WHAT IS ASKED
Make an exact copy of the data below, leaving out every picture.
### LISTED ENTRIES ###
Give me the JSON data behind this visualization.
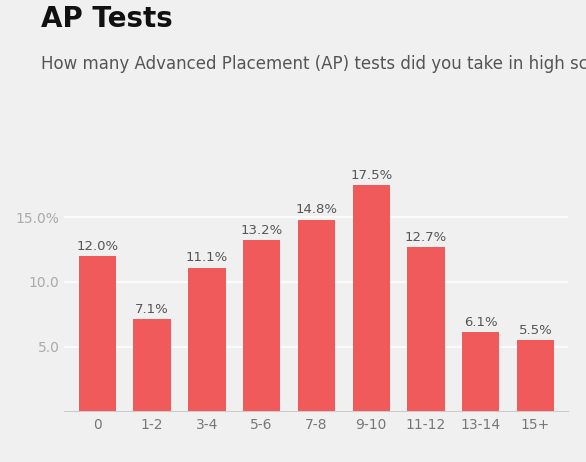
{
  "title": "AP Tests",
  "subtitle": "How many Advanced Placement (AP) tests did you take in high school?",
  "categories": [
    "0",
    "1-2",
    "3-4",
    "5-6",
    "7-8",
    "9-10",
    "11-12",
    "13-14",
    "15+"
  ],
  "values": [
    12.0,
    7.1,
    11.1,
    13.2,
    14.8,
    17.5,
    12.7,
    6.1,
    5.5
  ],
  "bar_color": "#f05a5a",
  "background_color": "#f0f0f0",
  "ylim": [
    0,
    20
  ],
  "yticks": [
    5.0,
    10.0,
    15.0
  ],
  "ytick_labels": [
    "5.0",
    "10.0",
    "15.0%"
  ],
  "grid_color": "#ffffff",
  "title_fontsize": 20,
  "subtitle_fontsize": 12,
  "tick_fontsize": 10,
  "bar_label_fontsize": 9.5,
  "bar_label_color": "#555555",
  "tick_color": "#aaaaaa",
  "xtick_color": "#777777"
}
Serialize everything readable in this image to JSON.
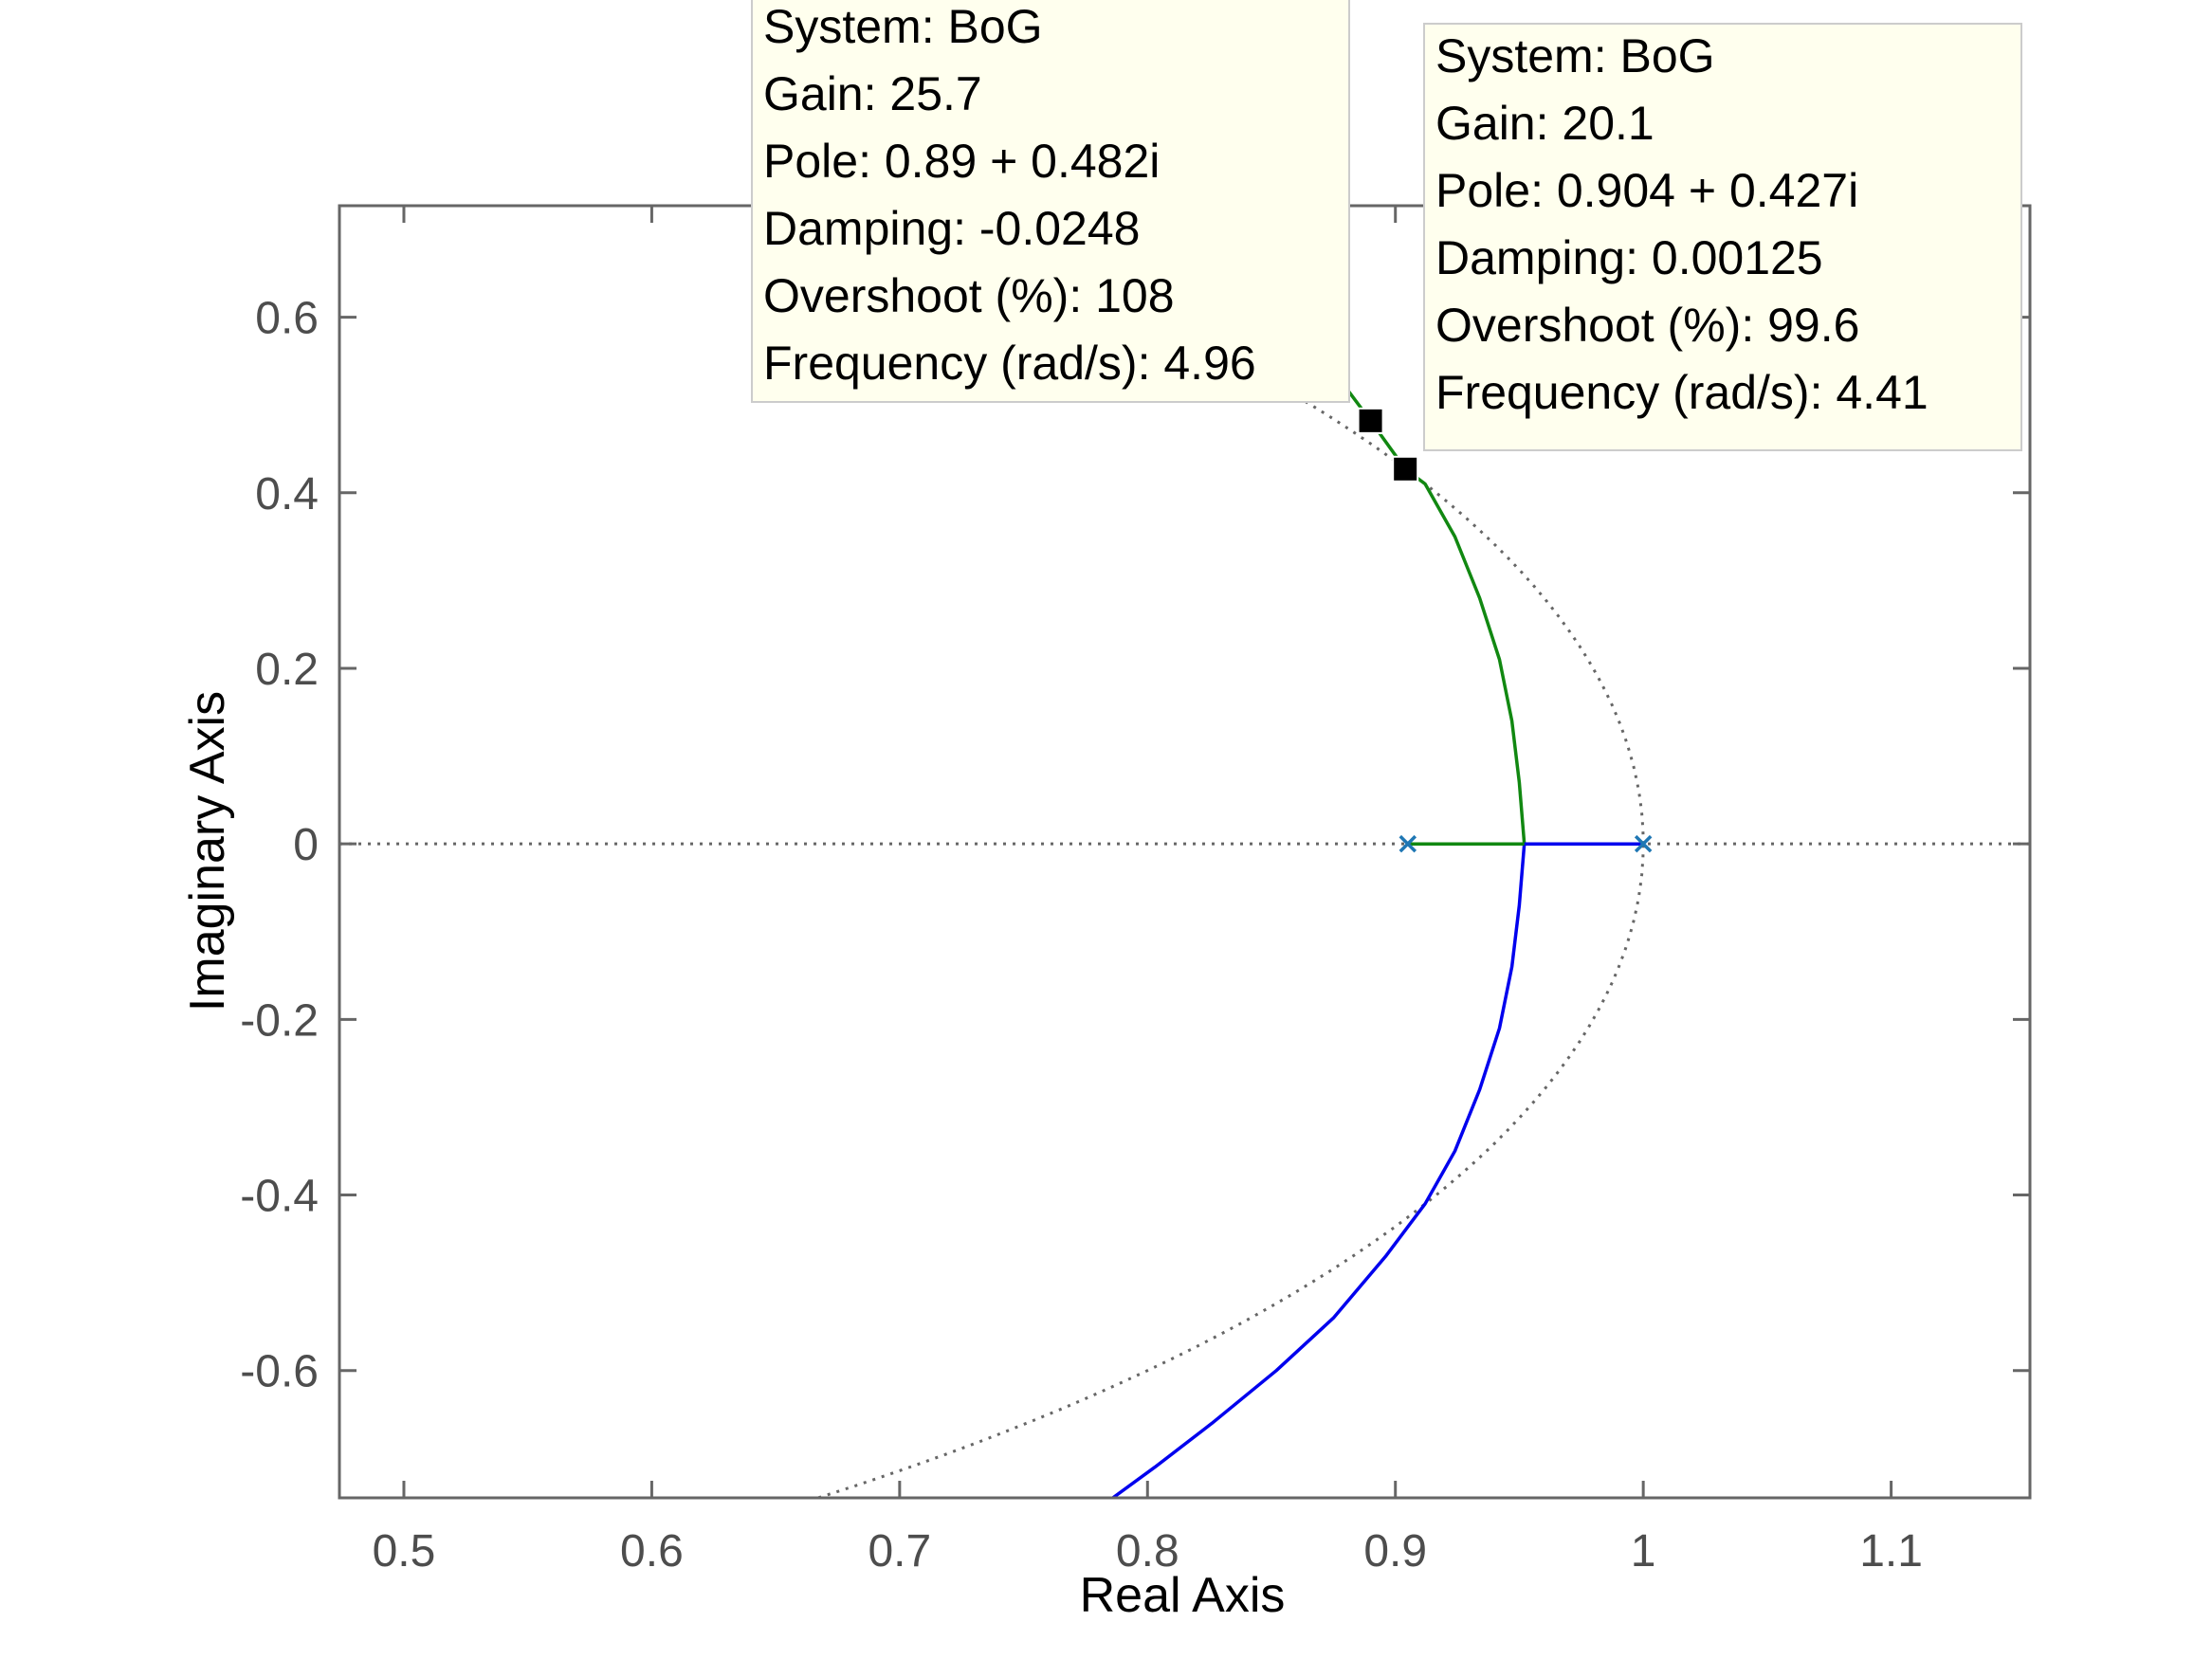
{
  "chart_data": {
    "type": "line",
    "title": "",
    "xlabel": "Real Axis",
    "ylabel": "Imaginary Axis",
    "xlim": [
      0.474,
      1.156
    ],
    "ylim": [
      -0.745,
      0.727
    ],
    "x_ticks": [
      {
        "value": 0.5,
        "label": "0.5"
      },
      {
        "value": 0.6,
        "label": "0.6"
      },
      {
        "value": 0.7,
        "label": "0.7"
      },
      {
        "value": 0.8,
        "label": "0.8"
      },
      {
        "value": 0.9,
        "label": "0.9"
      },
      {
        "value": 1.0,
        "label": "1"
      },
      {
        "value": 1.1,
        "label": "1.1"
      }
    ],
    "y_ticks": [
      {
        "value": 0.6,
        "label": "0.6"
      },
      {
        "value": 0.4,
        "label": "0.4"
      },
      {
        "value": 0.2,
        "label": "0.2"
      },
      {
        "value": 0,
        "label": "0"
      },
      {
        "value": -0.2,
        "label": "-0.2"
      },
      {
        "value": -0.4,
        "label": "-0.4"
      },
      {
        "value": -0.6,
        "label": "-0.6"
      }
    ],
    "grid": false,
    "colors": {
      "branch_1": "#0000ee",
      "branch_2": "#118811",
      "unit_circle": "#666666",
      "pole_marker": "#1f77b4",
      "axes": "#666666"
    },
    "series": [
      {
        "values": [
          {
            "x": 0.952,
            "y": 0
          },
          {
            "x": 0.95,
            "y": -0.07
          },
          {
            "x": 0.947,
            "y": -0.14
          },
          {
            "x": 0.942,
            "y": -0.21
          },
          {
            "x": 0.934,
            "y": -0.28
          },
          {
            "x": 0.924,
            "y": -0.35
          },
          {
            "x": 0.912,
            "y": -0.41
          },
          {
            "x": 0.896,
            "y": -0.47
          },
          {
            "x": 0.875,
            "y": -0.54
          },
          {
            "x": 0.852,
            "y": -0.6
          },
          {
            "x": 0.826,
            "y": -0.66
          },
          {
            "x": 0.803,
            "y": -0.71
          },
          {
            "x": 0.786,
            "y": -0.745
          }
        ]
      },
      {
        "values": [
          {
            "x": 0.952,
            "y": 0
          },
          {
            "x": 0.95,
            "y": 0.07
          },
          {
            "x": 0.947,
            "y": 0.14
          },
          {
            "x": 0.942,
            "y": 0.21
          },
          {
            "x": 0.934,
            "y": 0.28
          },
          {
            "x": 0.924,
            "y": 0.35
          },
          {
            "x": 0.912,
            "y": 0.41
          },
          {
            "x": 0.904,
            "y": 0.427
          },
          {
            "x": 0.89,
            "y": 0.482
          },
          {
            "x": 0.876,
            "y": 0.535
          }
        ]
      },
      {
        "values": [
          {
            "x": 1.0,
            "y": 0
          },
          {
            "x": 0.952,
            "y": 0
          }
        ]
      },
      {
        "values": [
          {
            "x": 0.905,
            "y": 0
          },
          {
            "x": 0.952,
            "y": 0
          }
        ]
      }
    ],
    "poles": [
      {
        "x": 0.905,
        "y": 0
      },
      {
        "x": 1.0,
        "y": 0
      }
    ],
    "data_tips": [
      {
        "point": {
          "x": 0.89,
          "y": 0.482
        },
        "lines": [
          "System: BoG",
          "Gain: 25.7",
          "Pole: 0.89 + 0.482i",
          "Damping: -0.0248",
          "Overshoot (%): 108",
          "Frequency (rad/s): 4.96"
        ]
      },
      {
        "point": {
          "x": 0.904,
          "y": 0.427
        },
        "lines": [
          "System: BoG",
          "Gain: 20.1",
          "Pole: 0.904 + 0.427i",
          "Damping: 0.00125",
          "Overshoot (%): 99.6",
          "Frequency (rad/s): 4.41"
        ]
      }
    ]
  }
}
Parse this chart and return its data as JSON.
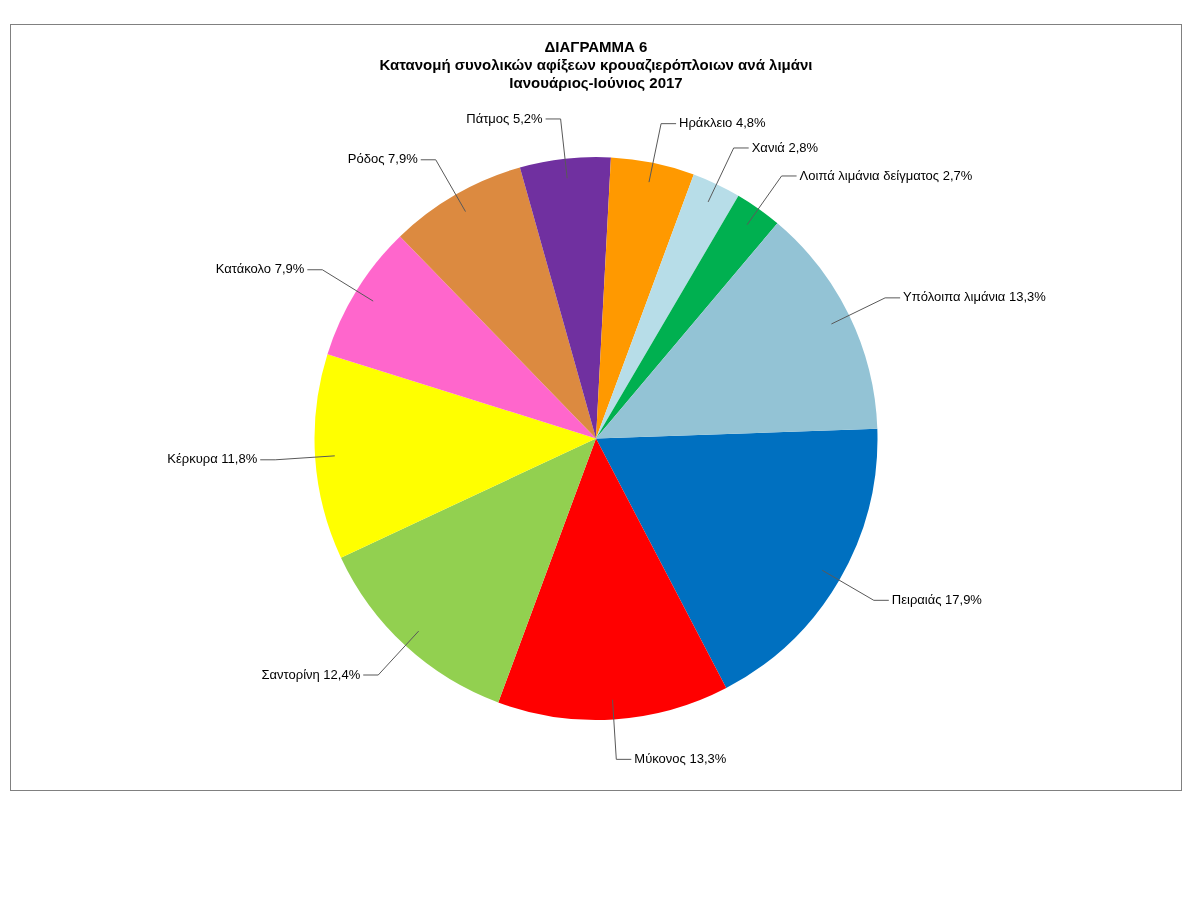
###
WRITTEN RESPONSE
Give me the JSON data behind this visualization.
{
  "title": "AP Tests",
  "subtitle": "How many Advanced Placement (AP) tests did you take in high school?",
  "categories": [
    "0",
    "1-2",
    "3-4",
    "5-6",
    "7-8",
    "9-10",
    "11-12",
    "13-14",
    "15+"
  ],
  "values": [
    12.0,
    7.1,
    11.1,
    13.2,
    14.8,
    17.5,
    12.7,
    6.1,
    5.5
  ],
  "bar_color": "#f05a5a",
  "background_color": "#f0f0f0",
  "ylim": [
    0,
    20
  ],
  "yticks": [
    5.0,
    10.0,
    15.0
  ],
  "ytick_labels": [
    "5.0",
    "10.0",
    "15.0%"
  ],
  "grid_color": "#ffffff",
  "title_fontsize": 20,
  "subtitle_fontsize": 12,
  "tick_fontsize": 10,
  "bar_label_fontsize": 9.5,
  "bar_label_color": "#555555",
  "tick_color": "#aaaaaa",
  "xtick_color": "#777777"
}
Serialize everything readable in this image to JSON.
{
  "chart_data": {
    "type": "line",
    "title": "",
    "xlabel": "Real Axis",
    "ylabel": "Imaginary Axis",
    "xlim": [
      0.474,
      1.156
    ],
    "ylim": [
      -0.745,
      0.727
    ],
    "x_ticks": [
      {
        "value": 0.5,
        "label": "0.5"
      },
      {
        "value": 0.6,
        "label": "0.6"
      },
      {
        "value": 0.7,
        "label": "0.7"
      },
      {
        "value": 0.8,
        "label": "0.8"
      },
      {
        "value": 0.9,
        "label": "0.9"
      },
      {
        "value": 1.0,
        "label": "1"
      },
      {
        "value": 1.1,
        "label": "1.1"
      }
    ],
    "y_ticks": [
      {
        "value": 0.6,
        "label": "0.6"
      },
      {
        "value": 0.4,
        "label": "0.4"
      },
      {
        "value": 0.2,
        "label": "0.2"
      },
      {
        "value": 0,
        "label": "0"
      },
      {
        "value": -0.2,
        "label": "-0.2"
      },
      {
        "value": -0.4,
        "label": "-0.4"
      },
      {
        "value": -0.6,
        "label": "-0.6"
      }
    ],
    "grid": false,
    "colors": {
      "branch_1": "#0000ee",
      "branch_2": "#118811",
      "unit_circle": "#666666",
      "pole_marker": "#1f77b4",
      "axes": "#666666"
    },
    "series": [
      {
        "values": [
          {
            "x": 0.952,
            "y": 0
          },
          {
            "x": 0.95,
            "y": -0.07
          },
          {
            "x": 0.947,
            "y": -0.14
          },
          {
            "x": 0.942,
            "y": -0.21
          },
          {
            "x": 0.934,
            "y": -0.28
          },
          {
            "x": 0.924,
            "y": -0.35
          },
          {
            "x": 0.912,
            "y": -0.41
          },
          {
            "x": 0.896,
            "y": -0.47
          },
          {
            "x": 0.875,
            "y": -0.54
          },
          {
            "x": 0.852,
            "y": -0.6
          },
          {
            "x": 0.826,
            "y": -0.66
          },
          {
            "x": 0.803,
            "y": -0.71
          },
          {
            "x": 0.786,
            "y": -0.745
          }
        ]
      },
      {
        "values": [
          {
            "x": 0.952,
            "y": 0
          },
          {
            "x": 0.95,
            "y": 0.07
          },
          {
            "x": 0.947,
            "y": 0.14
          },
          {
            "x": 0.942,
            "y": 0.21
          },
          {
            "x": 0.934,
            "y": 0.28
          },
          {
            "x": 0.924,
            "y": 0.35
          },
          {
            "x": 0.912,
            "y": 0.41
          },
          {
            "x": 0.904,
            "y": 0.427
          },
          {
            "x": 0.89,
            "y": 0.482
          },
          {
            "x": 0.876,
            "y": 0.535
          }
        ]
      },
      {
        "values": [
          {
            "x": 1.0,
            "y": 0
          },
          {
            "x": 0.952,
            "y": 0
          }
        ]
      },
      {
        "values": [
          {
            "x": 0.905,
            "y": 0
          },
          {
            "x": 0.952,
            "y": 0
          }
        ]
      }
    ],
    "poles": [
      {
        "x": 0.905,
        "y": 0
      },
      {
        "x": 1.0,
        "y": 0
      }
    ],
    "data_tips": [
      {
        "point": {
          "x": 0.89,
          "y": 0.482
        },
        "lines": [
          "System: BoG",
          "Gain: 25.7",
          "Pole: 0.89 + 0.482i",
          "Damping: -0.0248",
          "Overshoot (%): 108",
          "Frequency (rad/s): 4.96"
        ]
      },
      {
        "point": {
          "x": 0.904,
          "y": 0.427
        },
        "lines": [
          "System: BoG",
          "Gain: 20.1",
          "Pole: 0.904 + 0.427i",
          "Damping: 0.00125",
          "Overshoot (%): 99.6",
          "Frequency (rad/s): 4.41"
        ]
      }
    ]
  }
}
Parse this chart and return its data as JSON.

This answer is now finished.